Stored items from a collection
◇ ◇ ◇ ◇ ◇ ◇ ◇
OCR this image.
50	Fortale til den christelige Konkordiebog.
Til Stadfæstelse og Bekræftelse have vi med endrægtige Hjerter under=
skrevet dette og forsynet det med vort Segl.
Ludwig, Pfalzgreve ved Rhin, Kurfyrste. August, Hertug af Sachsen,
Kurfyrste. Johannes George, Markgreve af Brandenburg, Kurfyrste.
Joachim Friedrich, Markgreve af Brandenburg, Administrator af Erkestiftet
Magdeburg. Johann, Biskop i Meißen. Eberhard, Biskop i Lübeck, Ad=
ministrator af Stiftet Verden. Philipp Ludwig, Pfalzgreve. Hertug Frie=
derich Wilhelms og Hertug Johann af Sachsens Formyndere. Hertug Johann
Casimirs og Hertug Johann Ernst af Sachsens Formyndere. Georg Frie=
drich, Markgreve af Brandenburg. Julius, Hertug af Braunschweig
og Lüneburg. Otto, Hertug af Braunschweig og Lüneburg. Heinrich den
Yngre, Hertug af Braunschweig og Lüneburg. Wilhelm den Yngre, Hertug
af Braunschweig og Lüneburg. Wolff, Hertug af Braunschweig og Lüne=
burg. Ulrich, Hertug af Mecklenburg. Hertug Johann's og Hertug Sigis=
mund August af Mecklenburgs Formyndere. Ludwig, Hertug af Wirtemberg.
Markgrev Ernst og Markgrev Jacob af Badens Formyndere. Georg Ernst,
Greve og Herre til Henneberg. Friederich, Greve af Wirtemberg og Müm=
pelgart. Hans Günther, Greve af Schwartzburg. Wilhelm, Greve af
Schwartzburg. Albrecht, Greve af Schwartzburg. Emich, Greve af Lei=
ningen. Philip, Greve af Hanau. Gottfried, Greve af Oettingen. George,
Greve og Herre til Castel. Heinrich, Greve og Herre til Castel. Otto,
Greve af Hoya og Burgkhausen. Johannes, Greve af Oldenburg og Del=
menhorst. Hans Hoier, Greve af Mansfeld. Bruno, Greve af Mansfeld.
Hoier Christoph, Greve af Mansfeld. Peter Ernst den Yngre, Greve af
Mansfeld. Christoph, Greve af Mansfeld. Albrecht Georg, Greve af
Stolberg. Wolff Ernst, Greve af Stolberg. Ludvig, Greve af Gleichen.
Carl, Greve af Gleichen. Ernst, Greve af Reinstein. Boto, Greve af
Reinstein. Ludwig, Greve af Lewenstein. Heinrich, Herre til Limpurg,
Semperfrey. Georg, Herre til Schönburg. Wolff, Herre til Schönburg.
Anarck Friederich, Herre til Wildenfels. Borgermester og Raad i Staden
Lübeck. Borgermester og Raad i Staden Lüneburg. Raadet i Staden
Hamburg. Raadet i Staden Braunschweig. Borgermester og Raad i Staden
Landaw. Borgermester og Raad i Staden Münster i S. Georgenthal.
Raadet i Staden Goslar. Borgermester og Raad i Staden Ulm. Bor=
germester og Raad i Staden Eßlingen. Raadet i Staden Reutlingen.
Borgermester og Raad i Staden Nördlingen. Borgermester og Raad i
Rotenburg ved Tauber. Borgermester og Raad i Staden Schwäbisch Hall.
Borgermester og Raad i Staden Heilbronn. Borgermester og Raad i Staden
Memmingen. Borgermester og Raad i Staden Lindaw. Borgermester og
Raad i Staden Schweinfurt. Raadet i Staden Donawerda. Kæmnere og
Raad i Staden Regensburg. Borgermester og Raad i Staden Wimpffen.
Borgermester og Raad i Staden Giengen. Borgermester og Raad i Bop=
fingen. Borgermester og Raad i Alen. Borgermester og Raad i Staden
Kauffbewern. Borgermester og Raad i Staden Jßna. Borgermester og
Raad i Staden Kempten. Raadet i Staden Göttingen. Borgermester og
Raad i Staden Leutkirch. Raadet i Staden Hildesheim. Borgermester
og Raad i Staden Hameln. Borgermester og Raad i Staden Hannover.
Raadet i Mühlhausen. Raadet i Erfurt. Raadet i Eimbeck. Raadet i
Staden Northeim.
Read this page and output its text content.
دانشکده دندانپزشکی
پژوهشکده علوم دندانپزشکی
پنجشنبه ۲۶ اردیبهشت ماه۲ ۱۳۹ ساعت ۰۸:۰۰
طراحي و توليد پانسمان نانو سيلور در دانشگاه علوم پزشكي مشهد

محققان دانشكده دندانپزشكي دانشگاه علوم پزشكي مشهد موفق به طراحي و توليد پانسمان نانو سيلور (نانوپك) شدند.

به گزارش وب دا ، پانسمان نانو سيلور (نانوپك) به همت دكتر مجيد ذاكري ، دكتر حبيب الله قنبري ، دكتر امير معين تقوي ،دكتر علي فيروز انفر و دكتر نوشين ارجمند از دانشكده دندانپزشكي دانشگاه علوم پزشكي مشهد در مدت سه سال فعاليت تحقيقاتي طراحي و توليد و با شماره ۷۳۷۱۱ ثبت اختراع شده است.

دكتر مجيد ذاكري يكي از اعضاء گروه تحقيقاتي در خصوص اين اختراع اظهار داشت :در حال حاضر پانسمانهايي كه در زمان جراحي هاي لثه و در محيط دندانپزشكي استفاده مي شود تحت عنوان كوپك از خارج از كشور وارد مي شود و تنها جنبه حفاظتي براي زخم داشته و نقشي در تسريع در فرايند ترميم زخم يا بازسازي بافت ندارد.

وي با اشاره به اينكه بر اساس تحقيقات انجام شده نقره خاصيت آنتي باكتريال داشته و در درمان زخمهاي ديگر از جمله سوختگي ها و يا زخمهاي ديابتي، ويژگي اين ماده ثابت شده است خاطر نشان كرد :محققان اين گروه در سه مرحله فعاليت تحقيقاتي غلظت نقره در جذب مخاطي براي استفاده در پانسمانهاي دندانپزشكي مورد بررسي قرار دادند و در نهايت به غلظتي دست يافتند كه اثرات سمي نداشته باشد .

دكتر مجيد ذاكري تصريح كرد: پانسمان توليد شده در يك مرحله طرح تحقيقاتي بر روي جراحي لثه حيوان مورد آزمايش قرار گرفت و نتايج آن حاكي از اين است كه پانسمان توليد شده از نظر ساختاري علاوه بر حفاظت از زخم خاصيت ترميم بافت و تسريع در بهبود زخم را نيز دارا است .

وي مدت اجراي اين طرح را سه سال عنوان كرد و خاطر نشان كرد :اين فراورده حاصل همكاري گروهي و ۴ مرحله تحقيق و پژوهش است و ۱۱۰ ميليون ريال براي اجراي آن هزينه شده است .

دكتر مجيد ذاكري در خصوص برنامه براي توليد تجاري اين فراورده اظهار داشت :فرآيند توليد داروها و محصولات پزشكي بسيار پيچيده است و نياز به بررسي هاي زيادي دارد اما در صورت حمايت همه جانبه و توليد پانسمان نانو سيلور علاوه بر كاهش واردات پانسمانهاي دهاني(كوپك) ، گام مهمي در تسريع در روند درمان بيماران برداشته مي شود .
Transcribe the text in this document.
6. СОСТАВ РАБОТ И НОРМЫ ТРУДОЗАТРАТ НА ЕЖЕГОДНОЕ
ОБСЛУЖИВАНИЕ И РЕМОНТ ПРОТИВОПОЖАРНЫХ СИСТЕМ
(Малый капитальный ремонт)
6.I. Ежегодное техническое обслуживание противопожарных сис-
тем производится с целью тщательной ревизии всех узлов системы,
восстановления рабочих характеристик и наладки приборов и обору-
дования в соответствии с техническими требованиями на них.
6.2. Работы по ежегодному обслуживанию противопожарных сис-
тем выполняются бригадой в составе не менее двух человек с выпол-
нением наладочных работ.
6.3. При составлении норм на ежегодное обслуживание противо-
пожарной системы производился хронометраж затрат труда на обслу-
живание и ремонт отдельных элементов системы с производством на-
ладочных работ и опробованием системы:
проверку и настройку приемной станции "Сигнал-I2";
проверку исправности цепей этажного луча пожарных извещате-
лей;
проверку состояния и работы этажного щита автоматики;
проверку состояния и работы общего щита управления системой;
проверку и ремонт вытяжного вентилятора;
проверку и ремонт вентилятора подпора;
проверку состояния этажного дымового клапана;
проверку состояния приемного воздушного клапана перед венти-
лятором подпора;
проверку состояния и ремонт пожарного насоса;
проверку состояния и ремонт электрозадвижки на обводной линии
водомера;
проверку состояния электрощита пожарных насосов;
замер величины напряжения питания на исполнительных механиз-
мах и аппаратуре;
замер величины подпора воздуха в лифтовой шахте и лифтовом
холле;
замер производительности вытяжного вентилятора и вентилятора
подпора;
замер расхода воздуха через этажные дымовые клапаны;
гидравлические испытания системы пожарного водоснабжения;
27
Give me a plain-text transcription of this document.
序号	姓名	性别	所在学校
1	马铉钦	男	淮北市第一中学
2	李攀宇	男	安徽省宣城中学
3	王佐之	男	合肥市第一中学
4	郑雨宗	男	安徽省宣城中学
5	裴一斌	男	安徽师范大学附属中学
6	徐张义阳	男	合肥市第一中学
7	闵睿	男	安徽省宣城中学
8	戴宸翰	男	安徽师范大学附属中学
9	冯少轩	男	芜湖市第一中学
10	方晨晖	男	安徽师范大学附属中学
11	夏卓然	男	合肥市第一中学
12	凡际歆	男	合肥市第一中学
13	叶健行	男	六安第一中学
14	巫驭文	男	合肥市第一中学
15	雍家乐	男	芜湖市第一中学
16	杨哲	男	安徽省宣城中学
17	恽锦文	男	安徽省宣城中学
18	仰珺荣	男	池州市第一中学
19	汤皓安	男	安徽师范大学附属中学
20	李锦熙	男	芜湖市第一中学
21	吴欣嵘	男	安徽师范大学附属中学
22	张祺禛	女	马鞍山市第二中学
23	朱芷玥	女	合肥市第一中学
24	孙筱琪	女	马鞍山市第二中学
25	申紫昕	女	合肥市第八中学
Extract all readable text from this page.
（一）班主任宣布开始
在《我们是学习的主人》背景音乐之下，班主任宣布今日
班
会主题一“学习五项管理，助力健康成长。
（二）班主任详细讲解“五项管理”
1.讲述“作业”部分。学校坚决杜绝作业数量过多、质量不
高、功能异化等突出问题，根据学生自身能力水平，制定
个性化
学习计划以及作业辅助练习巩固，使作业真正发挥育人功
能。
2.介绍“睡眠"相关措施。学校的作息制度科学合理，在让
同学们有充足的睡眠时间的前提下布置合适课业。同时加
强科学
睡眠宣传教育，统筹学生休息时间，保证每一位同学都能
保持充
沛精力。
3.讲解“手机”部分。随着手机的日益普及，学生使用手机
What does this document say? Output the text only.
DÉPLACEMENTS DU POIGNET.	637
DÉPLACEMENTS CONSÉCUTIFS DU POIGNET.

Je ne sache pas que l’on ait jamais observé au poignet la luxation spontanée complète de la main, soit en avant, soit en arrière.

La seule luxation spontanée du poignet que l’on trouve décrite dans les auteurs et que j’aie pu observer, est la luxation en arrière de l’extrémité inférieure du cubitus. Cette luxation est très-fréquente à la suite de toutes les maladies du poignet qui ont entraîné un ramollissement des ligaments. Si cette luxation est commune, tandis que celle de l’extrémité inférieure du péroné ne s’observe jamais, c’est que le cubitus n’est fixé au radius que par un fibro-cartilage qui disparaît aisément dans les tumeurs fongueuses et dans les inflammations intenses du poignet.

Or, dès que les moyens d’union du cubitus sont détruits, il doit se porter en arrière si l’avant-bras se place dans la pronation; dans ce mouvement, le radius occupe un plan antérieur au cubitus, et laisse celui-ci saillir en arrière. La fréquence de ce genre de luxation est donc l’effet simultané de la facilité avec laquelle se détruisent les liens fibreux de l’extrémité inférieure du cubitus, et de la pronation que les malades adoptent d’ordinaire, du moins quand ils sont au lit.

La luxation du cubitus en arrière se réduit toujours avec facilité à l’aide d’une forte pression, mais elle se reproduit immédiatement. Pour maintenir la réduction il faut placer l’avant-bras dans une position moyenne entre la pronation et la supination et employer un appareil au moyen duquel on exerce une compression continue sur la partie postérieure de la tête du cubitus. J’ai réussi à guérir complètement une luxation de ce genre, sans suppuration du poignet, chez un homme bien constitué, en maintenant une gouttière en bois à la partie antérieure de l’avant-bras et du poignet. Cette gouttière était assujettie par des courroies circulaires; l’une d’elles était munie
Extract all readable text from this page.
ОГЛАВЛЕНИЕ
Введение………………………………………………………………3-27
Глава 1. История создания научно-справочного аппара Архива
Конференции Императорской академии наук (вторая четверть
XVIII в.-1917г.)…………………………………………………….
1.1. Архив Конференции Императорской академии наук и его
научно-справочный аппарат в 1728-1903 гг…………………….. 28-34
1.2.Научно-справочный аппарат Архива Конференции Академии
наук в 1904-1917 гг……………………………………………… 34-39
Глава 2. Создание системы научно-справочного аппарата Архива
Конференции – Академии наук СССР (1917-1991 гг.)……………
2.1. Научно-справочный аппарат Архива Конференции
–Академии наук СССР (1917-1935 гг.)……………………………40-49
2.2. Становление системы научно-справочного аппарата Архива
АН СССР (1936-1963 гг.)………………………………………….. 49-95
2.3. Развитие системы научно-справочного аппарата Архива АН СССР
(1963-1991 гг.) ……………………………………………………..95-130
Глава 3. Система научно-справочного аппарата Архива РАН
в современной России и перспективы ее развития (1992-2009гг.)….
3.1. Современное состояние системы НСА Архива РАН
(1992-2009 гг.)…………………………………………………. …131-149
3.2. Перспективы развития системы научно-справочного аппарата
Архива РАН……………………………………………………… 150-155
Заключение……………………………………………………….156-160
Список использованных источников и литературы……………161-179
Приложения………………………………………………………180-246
◇ ◇ ◇ ◇ ◇ ◇ ◇
## Task details
List every line from the entries above in which "справочного" appears.

## Answer
Глава 1. История создания научно-справочного аппара Архива
Глава 2. Создание системы научно-справочного аппарата Архива
2.2. Становление системы научно-справочного аппарата Архива
2.3. Развитие системы научно-справочного аппарата Архива АН СССР
Глава 3. Система научно-справочного аппарата Архива РАН
3.2. Перспективы развития системы научно-справочного аппарата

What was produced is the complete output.